• WRITTEN INSTRUCTION: Using the entries that follow, count the lines containing the word "Temperature" and give that number by itself.

• TASK INPUT:

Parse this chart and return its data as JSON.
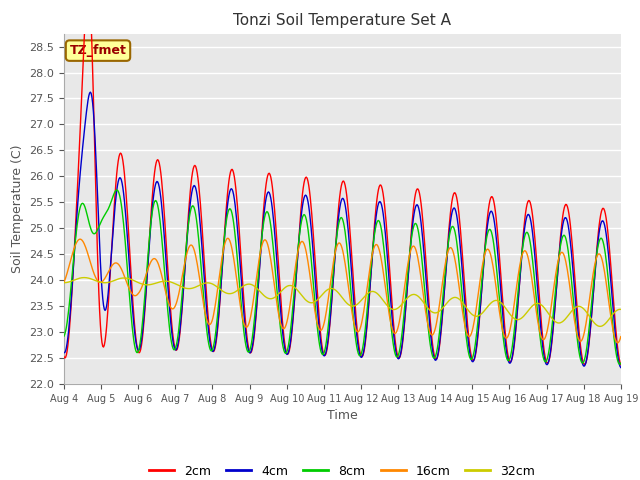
{
  "title": "Tonzi Soil Temperature Set A",
  "xlabel": "Time",
  "ylabel": "Soil Temperature (C)",
  "ylim": [
    22.0,
    28.75
  ],
  "yticks": [
    22.0,
    22.5,
    23.0,
    23.5,
    24.0,
    24.5,
    25.0,
    25.5,
    26.0,
    26.5,
    27.0,
    27.5,
    28.0,
    28.5
  ],
  "colors": {
    "2cm": "#ff0000",
    "4cm": "#0000cc",
    "8cm": "#00cc00",
    "16cm": "#ff8800",
    "32cm": "#cccc00"
  },
  "legend_labels": [
    "2cm",
    "4cm",
    "8cm",
    "16cm",
    "32cm"
  ],
  "annotation_text": "TZ_fmet",
  "annotation_bg": "#ffff99",
  "annotation_border": "#996600",
  "fig_bg": "#ffffff",
  "plot_bg": "#e8e8e8",
  "grid_color": "#ffffff",
  "n_days": 15,
  "start_day": 4,
  "points_per_day": 48,
  "title_fontsize": 11,
  "label_fontsize": 9,
  "tick_fontsize": 8
}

• ANSWER IN FULL: 2